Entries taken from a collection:

___

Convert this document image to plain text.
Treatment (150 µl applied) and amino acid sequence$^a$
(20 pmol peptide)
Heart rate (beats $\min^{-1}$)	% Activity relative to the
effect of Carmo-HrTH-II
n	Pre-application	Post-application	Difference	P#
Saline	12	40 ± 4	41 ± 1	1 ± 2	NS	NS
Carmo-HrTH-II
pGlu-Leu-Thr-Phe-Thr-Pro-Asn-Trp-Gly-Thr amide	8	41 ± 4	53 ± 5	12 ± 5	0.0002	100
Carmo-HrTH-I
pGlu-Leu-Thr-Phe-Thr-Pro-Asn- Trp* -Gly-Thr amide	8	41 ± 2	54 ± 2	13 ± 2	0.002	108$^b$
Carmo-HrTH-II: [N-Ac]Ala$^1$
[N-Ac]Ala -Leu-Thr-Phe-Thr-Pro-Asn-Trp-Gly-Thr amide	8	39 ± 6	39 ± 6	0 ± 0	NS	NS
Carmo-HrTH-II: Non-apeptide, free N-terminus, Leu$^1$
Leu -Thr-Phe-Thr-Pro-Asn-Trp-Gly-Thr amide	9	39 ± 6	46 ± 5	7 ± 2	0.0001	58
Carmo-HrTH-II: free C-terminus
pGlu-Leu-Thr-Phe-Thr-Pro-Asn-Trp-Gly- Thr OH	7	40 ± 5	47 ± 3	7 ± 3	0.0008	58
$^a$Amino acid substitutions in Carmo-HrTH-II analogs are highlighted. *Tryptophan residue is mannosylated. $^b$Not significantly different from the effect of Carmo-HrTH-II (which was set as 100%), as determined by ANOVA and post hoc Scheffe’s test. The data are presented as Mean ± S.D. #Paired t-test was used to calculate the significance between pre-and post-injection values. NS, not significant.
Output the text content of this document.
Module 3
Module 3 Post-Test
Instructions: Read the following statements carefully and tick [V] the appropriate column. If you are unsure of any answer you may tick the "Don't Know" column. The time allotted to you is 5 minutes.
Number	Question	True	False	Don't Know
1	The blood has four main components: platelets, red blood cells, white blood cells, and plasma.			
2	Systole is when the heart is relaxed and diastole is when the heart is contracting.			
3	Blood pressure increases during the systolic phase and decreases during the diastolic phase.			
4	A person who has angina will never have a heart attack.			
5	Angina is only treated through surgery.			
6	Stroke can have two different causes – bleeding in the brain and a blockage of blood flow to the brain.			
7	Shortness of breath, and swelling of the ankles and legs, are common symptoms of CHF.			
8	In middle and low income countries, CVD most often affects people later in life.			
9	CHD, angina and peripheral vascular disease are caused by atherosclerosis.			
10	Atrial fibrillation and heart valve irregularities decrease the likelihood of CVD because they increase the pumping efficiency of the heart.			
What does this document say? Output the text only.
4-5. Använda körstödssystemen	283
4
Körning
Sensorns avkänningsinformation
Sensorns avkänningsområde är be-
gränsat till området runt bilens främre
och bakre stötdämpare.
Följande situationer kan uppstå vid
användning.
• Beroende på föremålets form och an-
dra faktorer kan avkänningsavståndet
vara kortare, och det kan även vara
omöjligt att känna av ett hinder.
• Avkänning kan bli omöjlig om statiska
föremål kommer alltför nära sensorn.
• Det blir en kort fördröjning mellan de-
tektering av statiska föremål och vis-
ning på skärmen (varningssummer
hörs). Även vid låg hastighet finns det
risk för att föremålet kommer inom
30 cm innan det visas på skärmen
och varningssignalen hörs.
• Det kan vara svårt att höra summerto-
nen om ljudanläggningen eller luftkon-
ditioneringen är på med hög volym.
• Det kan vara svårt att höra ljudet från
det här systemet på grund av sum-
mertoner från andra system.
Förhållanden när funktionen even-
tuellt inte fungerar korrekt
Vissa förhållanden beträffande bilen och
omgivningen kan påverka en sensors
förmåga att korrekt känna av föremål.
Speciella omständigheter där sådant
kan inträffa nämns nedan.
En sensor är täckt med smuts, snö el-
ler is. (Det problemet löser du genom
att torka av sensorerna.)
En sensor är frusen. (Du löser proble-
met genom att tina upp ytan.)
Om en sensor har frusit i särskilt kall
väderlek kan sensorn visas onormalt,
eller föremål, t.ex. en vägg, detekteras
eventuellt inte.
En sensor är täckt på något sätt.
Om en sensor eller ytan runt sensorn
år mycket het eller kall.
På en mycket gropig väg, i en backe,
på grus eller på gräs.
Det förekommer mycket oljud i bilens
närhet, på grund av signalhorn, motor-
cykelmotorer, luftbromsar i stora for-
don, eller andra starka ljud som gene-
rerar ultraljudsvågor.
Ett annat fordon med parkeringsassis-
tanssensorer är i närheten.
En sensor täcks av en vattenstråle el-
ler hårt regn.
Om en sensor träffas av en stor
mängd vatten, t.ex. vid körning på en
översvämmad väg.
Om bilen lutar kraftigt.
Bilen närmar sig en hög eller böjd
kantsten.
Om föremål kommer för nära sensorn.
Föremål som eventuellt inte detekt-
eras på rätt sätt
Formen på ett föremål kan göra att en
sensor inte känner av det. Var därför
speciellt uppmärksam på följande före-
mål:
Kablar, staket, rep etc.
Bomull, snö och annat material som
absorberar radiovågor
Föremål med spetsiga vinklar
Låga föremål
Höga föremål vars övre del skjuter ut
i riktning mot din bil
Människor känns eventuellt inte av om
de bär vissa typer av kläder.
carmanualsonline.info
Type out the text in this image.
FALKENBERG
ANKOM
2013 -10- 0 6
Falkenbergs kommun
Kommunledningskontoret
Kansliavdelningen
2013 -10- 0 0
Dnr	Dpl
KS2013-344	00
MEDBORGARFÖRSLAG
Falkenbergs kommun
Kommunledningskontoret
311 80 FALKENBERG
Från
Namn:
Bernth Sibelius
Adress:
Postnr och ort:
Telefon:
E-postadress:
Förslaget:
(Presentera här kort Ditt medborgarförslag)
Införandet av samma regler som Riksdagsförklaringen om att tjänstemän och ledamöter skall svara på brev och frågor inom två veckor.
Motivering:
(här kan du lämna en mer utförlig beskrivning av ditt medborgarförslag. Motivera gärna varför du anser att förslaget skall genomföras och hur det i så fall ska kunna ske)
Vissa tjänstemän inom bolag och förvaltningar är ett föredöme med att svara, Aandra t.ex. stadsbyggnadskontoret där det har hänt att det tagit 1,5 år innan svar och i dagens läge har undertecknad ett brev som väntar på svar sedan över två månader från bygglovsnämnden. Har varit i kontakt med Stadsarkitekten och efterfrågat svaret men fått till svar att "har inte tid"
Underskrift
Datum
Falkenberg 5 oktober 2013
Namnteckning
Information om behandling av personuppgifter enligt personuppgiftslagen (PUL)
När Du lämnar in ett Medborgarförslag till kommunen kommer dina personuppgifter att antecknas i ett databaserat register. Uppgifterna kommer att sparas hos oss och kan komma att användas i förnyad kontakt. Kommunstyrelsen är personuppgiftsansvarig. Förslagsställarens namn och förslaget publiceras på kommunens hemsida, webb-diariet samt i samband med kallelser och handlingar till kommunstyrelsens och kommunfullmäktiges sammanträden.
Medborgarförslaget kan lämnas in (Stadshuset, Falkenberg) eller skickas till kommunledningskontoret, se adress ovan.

___

Work order>
Can you restate every record above word for word?

Finished task>
Convert this document image to plain text.
Treatment (150 µl applied) and amino acid sequence$^a$
(20 pmol peptide)
Heart rate (beats $\min^{-1}$)	% Activity relative to the
effect of Carmo-HrTH-II
n	Pre-application	Post-application	Difference	P#
Saline	12	40 ± 4	41 ± 1	1 ± 2	NS	NS
Carmo-HrTH-II
pGlu-Leu-Thr-Phe-Thr-Pro-Asn-Trp-Gly-Thr amide	8	41 ± 4	53 ± 5	12 ± 5	0.0002	100
Carmo-HrTH-I
pGlu-Leu-Thr-Phe-Thr-Pro-Asn- Trp* -Gly-Thr amide	8	41 ± 2	54 ± 2	13 ± 2	0.002	108$^b$
Carmo-HrTH-II: [N-Ac]Ala$^1$
[N-Ac]Ala -Leu-Thr-Phe-Thr-Pro-Asn-Trp-Gly-Thr amide	8	39 ± 6	39 ± 6	0 ± 0	NS	NS
Carmo-HrTH-II: Non-apeptide, free N-terminus, Leu$^1$
Leu -Thr-Phe-Thr-Pro-Asn-Trp-Gly-Thr amide	9	39 ± 6	46 ± 5	7 ± 2	0.0001	58
Carmo-HrTH-II: free C-terminus
pGlu-Leu-Thr-Phe-Thr-Pro-Asn-Trp-Gly- Thr OH	7	40 ± 5	47 ± 3	7 ± 3	0.0008	58
$^a$Amino acid substitutions in Carmo-HrTH-II analogs are highlighted. *Tryptophan residue is mannosylated. $^b$Not significantly different from the effect of Carmo-HrTH-II (which was set as 100%), as determined by ANOVA and post hoc Scheffe’s test. The data are presented as Mean ± S.D. #Paired t-test was used to calculate the significance between pre-and post-injection values. NS, not significant.
Output the text content of this document.
Module 3
Module 3 Post-Test
Instructions: Read the following statements carefully and tick [V] the appropriate column. If you are unsure of any answer you may tick the "Don't Know" column. The time allotted to you is 5 minutes.
Number	Question	True	False	Don't Know
1	The blood has four main components: platelets, red blood cells, white blood cells, and plasma.			
2	Systole is when the heart is relaxed and diastole is when the heart is contracting.			
3	Blood pressure increases during the systolic phase and decreases during the diastolic phase.			
4	A person who has angina will never have a heart attack.			
5	Angina is only treated through surgery.			
6	Stroke can have two different causes – bleeding in the brain and a blockage of blood flow to the brain.			
7	Shortness of breath, and swelling of the ankles and legs, are common symptoms of CHF.			
8	In middle and low income countries, CVD most often affects people later in life.			
9	CHD, angina and peripheral vascular disease are caused by atherosclerosis.			
10	Atrial fibrillation and heart valve irregularities decrease the likelihood of CVD because they increase the pumping efficiency of the heart.			
What does this document say? Output the text only.
4-5. Använda körstödssystemen	283
4
Körning
Sensorns avkänningsinformation
Sensorns avkänningsområde är be-
gränsat till området runt bilens främre
och bakre stötdämpare.
Följande situationer kan uppstå vid
användning.
• Beroende på föremålets form och an-
dra faktorer kan avkänningsavståndet
vara kortare, och det kan även vara
omöjligt att känna av ett hinder.
• Avkänning kan bli omöjlig om statiska
föremål kommer alltför nära sensorn.
• Det blir en kort fördröjning mellan de-
tektering av statiska föremål och vis-
ning på skärmen (varningssummer
hörs). Även vid låg hastighet finns det
risk för att föremålet kommer inom
30 cm innan det visas på skärmen
och varningssignalen hörs.
• Det kan vara svårt att höra summerto-
nen om ljudanläggningen eller luftkon-
ditioneringen är på med hög volym.
• Det kan vara svårt att höra ljudet från
det här systemet på grund av sum-
mertoner från andra system.
Förhållanden när funktionen even-
tuellt inte fungerar korrekt
Vissa förhållanden beträffande bilen och
omgivningen kan påverka en sensors
förmåga att korrekt känna av föremål.
Speciella omständigheter där sådant
kan inträffa nämns nedan.
En sensor är täckt med smuts, snö el-
ler is. (Det problemet löser du genom
att torka av sensorerna.)
En sensor är frusen. (Du löser proble-
met genom att tina upp ytan.)
Om en sensor har frusit i särskilt kall
väderlek kan sensorn visas onormalt,
eller föremål, t.ex. en vägg, detekteras
eventuellt inte.
En sensor är täckt på något sätt.
Om en sensor eller ytan runt sensorn
år mycket het eller kall.
På en mycket gropig väg, i en backe,
på grus eller på gräs.
Det förekommer mycket oljud i bilens
närhet, på grund av signalhorn, motor-
cykelmotorer, luftbromsar i stora for-
don, eller andra starka ljud som gene-
rerar ultraljudsvågor.
Ett annat fordon med parkeringsassis-
tanssensorer är i närheten.
En sensor täcks av en vattenstråle el-
ler hårt regn.
Om en sensor träffas av en stor
mängd vatten, t.ex. vid körning på en
översvämmad väg.
Om bilen lutar kraftigt.
Bilen närmar sig en hög eller böjd
kantsten.
Om föremål kommer för nära sensorn.
Föremål som eventuellt inte detekt-
eras på rätt sätt
Formen på ett föremål kan göra att en
sensor inte känner av det. Var därför
speciellt uppmärksam på följande före-
mål:
Kablar, staket, rep etc.
Bomull, snö och annat material som
absorberar radiovågor
Föremål med spetsiga vinklar
Låga föremål
Höga föremål vars övre del skjuter ut
i riktning mot din bil
Människor känns eventuellt inte av om
de bär vissa typer av kläder.
carmanualsonline.info
Type out the text in this image.
FALKENBERG
ANKOM
2013 -10- 0 6
Falkenbergs kommun
Kommunledningskontoret
Kansliavdelningen
2013 -10- 0 0
Dnr	Dpl
KS2013-344	00
MEDBORGARFÖRSLAG
Falkenbergs kommun
Kommunledningskontoret
311 80 FALKENBERG
Från
Namn:
Bernth Sibelius
Adress:
Postnr och ort:
Telefon:
E-postadress:
Förslaget:
(Presentera här kort Ditt medborgarförslag)
Införandet av samma regler som Riksdagsförklaringen om att tjänstemän och ledamöter skall svara på brev och frågor inom två veckor.
Motivering:
(här kan du lämna en mer utförlig beskrivning av ditt medborgarförslag. Motivera gärna varför du anser att förslaget skall genomföras och hur det i så fall ska kunna ske)
Vissa tjänstemän inom bolag och förvaltningar är ett föredöme med att svara, Aandra t.ex. stadsbyggnadskontoret där det har hänt att det tagit 1,5 år innan svar och i dagens läge har undertecknad ett brev som väntar på svar sedan över två månader från bygglovsnämnden. Har varit i kontakt med Stadsarkitekten och efterfrågat svaret men fått till svar att "har inte tid"
Underskrift
Datum
Falkenberg 5 oktober 2013
Namnteckning
Information om behandling av personuppgifter enligt personuppgiftslagen (PUL)
När Du lämnar in ett Medborgarförslag till kommunen kommer dina personuppgifter att antecknas i ett databaserat register. Uppgifterna kommer att sparas hos oss och kan komma att användas i förnyad kontakt. Kommunstyrelsen är personuppgiftsansvarig. Förslagsställarens namn och förslaget publiceras på kommunens hemsida, webb-diariet samt i samband med kallelser och handlingar till kommunstyrelsens och kommunfullmäktiges sammanträden.
Medborgarförslaget kan lämnas in (Stadshuset, Falkenberg) eller skickas till kommunledningskontoret, se adress ovan.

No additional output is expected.